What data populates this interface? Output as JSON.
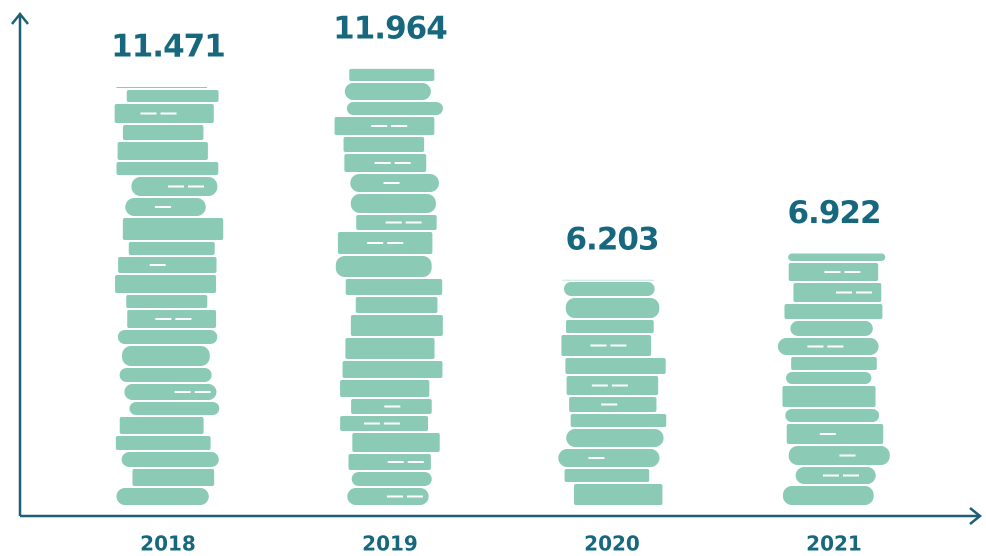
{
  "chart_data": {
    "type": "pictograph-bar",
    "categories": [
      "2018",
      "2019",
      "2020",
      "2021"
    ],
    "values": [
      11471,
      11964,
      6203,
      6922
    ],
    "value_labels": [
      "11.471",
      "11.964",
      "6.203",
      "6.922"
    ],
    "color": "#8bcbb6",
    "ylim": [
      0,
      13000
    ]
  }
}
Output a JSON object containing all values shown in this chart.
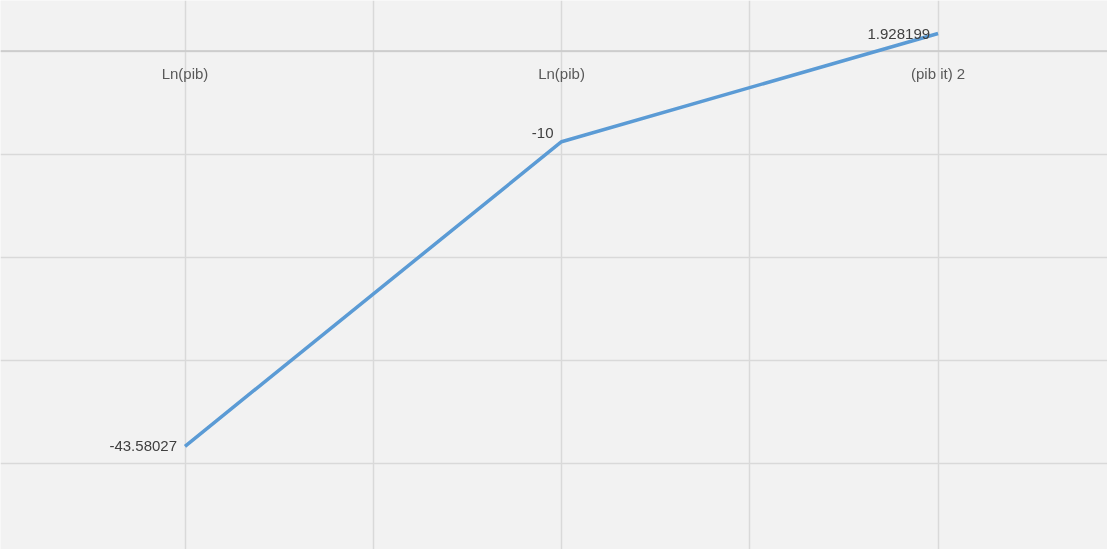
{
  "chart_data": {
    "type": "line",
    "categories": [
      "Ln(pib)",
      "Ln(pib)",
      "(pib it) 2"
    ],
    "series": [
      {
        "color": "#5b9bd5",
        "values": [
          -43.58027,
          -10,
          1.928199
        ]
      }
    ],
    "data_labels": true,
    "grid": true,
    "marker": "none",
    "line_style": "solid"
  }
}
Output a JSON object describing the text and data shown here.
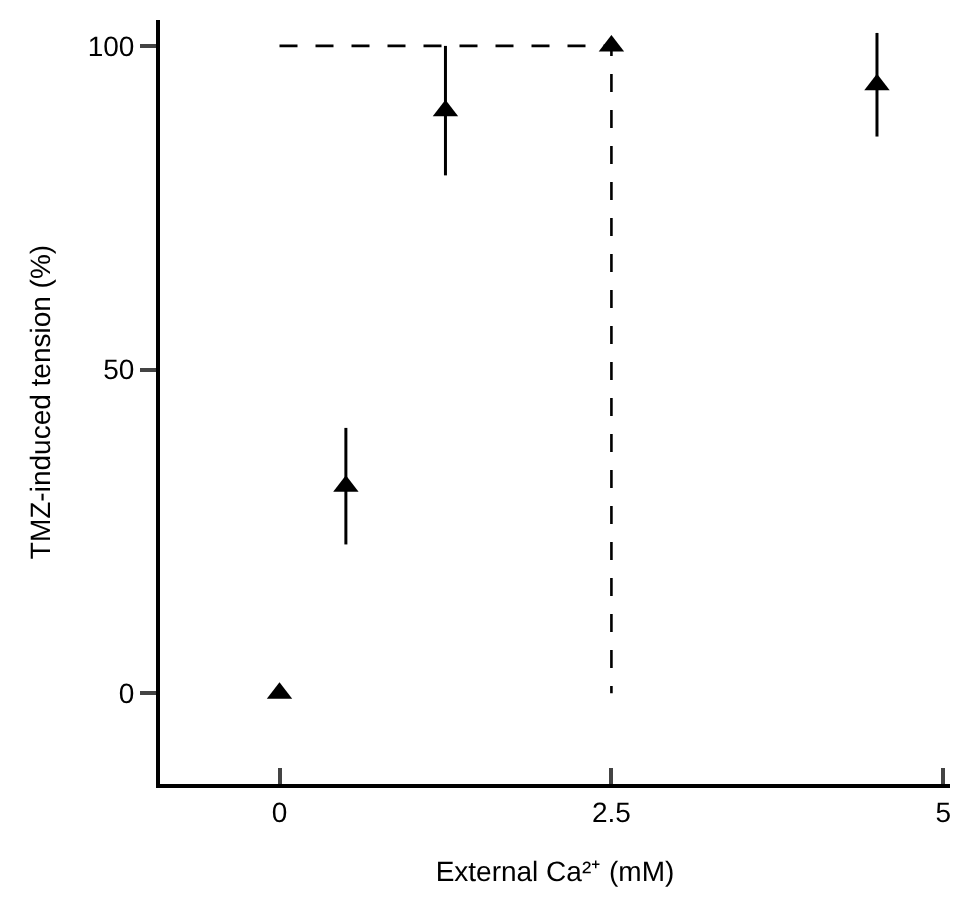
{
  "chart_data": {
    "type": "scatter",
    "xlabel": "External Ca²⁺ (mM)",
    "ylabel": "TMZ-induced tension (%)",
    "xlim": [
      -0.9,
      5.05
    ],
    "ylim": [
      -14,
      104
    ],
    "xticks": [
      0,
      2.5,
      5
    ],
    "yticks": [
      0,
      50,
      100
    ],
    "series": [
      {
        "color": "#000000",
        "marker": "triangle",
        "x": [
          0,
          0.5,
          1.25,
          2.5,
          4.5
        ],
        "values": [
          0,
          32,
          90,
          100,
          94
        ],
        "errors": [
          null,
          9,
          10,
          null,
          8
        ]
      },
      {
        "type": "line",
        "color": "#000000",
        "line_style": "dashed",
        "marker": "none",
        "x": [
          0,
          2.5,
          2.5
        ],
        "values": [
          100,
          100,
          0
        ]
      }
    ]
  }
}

______________________________

_Work to complete_. Using the material above, count the lines containing the word "type". Reply with the number alone.

_Solved exercise_. 4